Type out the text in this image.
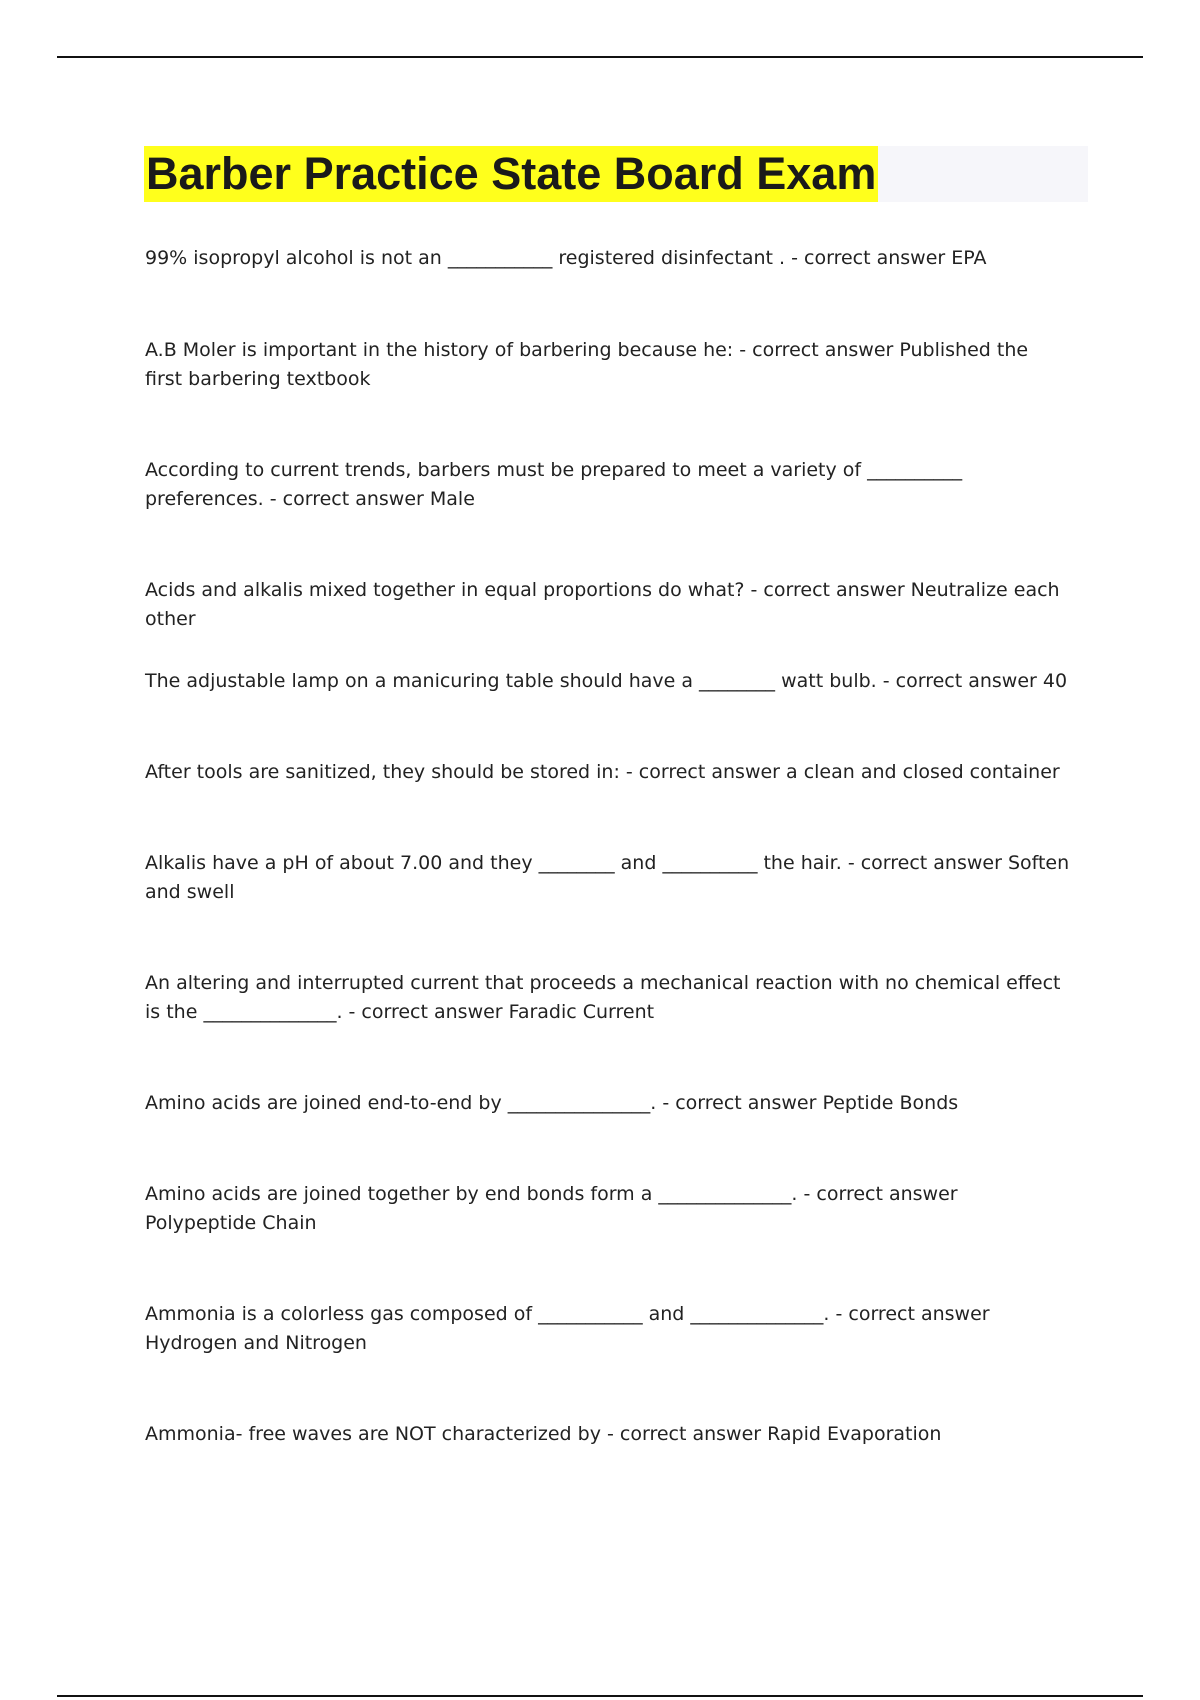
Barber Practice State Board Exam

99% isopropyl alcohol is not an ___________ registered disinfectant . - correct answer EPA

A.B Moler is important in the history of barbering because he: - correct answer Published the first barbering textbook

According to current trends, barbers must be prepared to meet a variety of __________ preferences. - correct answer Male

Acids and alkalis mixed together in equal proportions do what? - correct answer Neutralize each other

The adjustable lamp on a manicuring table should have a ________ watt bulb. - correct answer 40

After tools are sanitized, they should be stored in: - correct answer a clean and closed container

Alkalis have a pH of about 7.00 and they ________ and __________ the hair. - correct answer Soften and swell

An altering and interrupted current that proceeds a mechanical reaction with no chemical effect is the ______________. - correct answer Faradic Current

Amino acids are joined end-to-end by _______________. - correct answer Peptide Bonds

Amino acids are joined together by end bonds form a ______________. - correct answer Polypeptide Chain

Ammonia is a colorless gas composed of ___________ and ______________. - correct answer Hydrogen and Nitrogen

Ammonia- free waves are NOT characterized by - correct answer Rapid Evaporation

_ABOUT THIS TASK_
Every line above should be copied exactly, apart from any pictures.

_RESULT OF THIS TASK_
Type out the text in this image.
Barber Practice State Board Exam

99% isopropyl alcohol is not an ___________ registered disinfectant . - correct answer EPA

A.B Moler is important in the history of barbering because he: - correct answer Published the first barbering textbook

According to current trends, barbers must be prepared to meet a variety of __________ preferences. - correct answer Male

Acids and alkalis mixed together in equal proportions do what? - correct answer Neutralize each other

The adjustable lamp on a manicuring table should have a ________ watt bulb. - correct answer 40

After tools are sanitized, they should be stored in: - correct answer a clean and closed container

Alkalis have a pH of about 7.00 and they ________ and __________ the hair. - correct answer Soften and swell

An altering and interrupted current that proceeds a mechanical reaction with no chemical effect is the ______________. - correct answer Faradic Current

Amino acids are joined end-to-end by _______________. - correct answer Peptide Bonds

Amino acids are joined together by end bonds form a ______________. - correct answer Polypeptide Chain

Ammonia is a colorless gas composed of ___________ and ______________. - correct answer Hydrogen and Nitrogen

Ammonia- free waves are NOT characterized by - correct answer Rapid Evaporation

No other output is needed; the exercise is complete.